THE EXERCISE: Identify the lines that contain the word "active" and copy each one.

******************************

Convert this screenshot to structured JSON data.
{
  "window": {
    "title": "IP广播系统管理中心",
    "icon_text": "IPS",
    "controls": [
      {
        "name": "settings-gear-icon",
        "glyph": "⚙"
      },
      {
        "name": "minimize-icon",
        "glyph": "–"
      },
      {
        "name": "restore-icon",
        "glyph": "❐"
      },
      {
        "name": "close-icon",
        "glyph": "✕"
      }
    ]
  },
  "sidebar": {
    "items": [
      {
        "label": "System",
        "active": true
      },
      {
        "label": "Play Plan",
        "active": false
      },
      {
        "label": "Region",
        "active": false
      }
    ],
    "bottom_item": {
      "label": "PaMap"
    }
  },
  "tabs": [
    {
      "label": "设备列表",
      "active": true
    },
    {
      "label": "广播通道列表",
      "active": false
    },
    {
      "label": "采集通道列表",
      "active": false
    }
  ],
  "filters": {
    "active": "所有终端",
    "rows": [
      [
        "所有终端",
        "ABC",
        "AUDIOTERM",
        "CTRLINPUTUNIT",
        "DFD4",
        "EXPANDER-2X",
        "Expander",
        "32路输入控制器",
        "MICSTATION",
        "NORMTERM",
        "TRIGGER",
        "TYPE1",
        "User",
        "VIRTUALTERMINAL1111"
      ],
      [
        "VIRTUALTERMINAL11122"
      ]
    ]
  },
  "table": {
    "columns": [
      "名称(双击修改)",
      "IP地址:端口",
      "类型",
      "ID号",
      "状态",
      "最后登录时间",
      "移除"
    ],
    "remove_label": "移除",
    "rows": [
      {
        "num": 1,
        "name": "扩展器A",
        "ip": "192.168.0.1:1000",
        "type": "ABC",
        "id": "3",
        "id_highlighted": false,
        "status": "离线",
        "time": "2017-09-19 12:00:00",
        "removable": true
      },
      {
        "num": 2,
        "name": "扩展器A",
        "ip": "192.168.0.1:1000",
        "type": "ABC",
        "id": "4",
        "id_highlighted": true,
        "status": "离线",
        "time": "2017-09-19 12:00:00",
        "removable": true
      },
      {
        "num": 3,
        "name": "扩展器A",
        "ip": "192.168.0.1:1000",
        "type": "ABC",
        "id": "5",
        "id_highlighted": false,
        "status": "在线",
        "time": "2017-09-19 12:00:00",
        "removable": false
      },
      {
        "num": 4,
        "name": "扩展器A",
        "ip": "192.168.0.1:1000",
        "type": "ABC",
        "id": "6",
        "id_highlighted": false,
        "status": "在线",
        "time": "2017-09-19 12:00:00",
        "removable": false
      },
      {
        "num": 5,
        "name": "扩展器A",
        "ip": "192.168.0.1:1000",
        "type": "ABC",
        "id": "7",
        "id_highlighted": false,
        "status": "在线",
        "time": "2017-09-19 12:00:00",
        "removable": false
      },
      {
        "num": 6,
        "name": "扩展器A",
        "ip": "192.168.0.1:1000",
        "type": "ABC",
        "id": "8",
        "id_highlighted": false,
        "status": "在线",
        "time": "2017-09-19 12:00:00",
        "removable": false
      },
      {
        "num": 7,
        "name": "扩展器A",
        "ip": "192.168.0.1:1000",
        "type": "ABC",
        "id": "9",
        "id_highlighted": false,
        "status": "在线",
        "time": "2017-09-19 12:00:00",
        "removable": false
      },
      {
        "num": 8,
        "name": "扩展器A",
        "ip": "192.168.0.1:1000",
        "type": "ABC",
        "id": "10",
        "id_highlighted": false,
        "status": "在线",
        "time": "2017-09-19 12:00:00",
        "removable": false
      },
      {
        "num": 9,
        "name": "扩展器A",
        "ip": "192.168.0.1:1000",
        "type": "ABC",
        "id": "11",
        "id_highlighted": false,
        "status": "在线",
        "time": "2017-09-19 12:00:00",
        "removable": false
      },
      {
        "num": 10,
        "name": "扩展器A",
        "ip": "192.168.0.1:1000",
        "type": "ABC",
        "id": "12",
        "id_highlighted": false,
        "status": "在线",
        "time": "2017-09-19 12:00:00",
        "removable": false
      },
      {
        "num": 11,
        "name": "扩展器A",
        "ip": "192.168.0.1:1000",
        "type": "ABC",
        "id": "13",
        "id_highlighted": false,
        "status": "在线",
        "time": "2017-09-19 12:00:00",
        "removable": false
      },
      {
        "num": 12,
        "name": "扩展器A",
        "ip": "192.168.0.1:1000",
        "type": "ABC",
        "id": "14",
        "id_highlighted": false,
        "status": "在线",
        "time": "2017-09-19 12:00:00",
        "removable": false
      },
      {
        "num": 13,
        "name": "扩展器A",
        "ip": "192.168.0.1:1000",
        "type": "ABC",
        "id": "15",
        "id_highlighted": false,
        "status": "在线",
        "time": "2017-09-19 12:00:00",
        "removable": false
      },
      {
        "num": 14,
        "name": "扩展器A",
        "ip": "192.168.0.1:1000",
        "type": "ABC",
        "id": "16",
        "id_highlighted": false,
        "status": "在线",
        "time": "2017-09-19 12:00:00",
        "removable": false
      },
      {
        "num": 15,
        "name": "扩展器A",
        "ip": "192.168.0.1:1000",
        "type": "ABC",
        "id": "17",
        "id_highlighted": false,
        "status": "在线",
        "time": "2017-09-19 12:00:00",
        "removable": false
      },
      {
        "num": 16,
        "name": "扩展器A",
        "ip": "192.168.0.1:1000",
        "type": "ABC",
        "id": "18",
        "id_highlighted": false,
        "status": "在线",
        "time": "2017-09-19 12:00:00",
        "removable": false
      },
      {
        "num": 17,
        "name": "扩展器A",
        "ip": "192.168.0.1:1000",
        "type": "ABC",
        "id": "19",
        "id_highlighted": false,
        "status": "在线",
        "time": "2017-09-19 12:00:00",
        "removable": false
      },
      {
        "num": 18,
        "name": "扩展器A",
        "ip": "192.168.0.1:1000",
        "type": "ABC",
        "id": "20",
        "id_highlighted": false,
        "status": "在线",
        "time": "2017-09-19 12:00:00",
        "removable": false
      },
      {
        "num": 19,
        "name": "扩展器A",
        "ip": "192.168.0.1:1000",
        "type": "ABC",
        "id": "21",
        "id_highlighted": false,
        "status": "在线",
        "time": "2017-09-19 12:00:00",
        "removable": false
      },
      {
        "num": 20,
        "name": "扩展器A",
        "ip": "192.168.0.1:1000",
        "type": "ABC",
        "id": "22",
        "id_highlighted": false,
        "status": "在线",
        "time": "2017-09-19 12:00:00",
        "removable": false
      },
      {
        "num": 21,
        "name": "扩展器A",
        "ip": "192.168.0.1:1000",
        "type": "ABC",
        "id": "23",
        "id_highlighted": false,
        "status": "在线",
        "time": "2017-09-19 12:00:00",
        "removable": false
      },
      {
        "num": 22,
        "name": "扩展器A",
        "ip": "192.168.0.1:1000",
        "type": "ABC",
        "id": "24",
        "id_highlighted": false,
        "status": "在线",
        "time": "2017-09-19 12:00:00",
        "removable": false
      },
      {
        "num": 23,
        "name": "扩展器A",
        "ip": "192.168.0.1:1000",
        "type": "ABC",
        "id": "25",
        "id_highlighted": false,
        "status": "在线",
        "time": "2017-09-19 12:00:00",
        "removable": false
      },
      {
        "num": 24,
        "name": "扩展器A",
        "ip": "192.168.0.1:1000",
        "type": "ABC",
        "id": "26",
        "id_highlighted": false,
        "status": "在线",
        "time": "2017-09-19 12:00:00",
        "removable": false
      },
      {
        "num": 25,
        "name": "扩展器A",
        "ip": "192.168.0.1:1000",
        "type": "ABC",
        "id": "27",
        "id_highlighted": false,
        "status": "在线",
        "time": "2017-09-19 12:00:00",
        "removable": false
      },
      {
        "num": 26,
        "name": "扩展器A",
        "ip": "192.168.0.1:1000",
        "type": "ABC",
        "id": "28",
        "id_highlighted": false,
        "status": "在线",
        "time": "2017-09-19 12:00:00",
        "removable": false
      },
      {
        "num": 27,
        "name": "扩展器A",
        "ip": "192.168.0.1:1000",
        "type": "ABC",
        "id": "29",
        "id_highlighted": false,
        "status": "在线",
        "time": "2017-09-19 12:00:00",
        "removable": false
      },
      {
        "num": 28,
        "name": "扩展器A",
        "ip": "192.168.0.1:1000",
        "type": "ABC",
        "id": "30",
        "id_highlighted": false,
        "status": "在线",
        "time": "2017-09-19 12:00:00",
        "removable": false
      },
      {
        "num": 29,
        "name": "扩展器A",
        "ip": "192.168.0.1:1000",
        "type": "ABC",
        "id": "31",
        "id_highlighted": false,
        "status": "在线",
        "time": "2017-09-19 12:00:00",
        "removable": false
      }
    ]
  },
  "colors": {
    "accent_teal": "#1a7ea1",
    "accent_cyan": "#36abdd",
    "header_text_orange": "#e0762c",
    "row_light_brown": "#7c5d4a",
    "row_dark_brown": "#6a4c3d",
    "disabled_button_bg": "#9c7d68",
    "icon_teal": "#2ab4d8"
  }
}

******************************

EXPECTED ANSWER:
        "active": true
        "active": false
        "active": false
      "active": true
      "active": false
      "active": false
    "active": "所有终端",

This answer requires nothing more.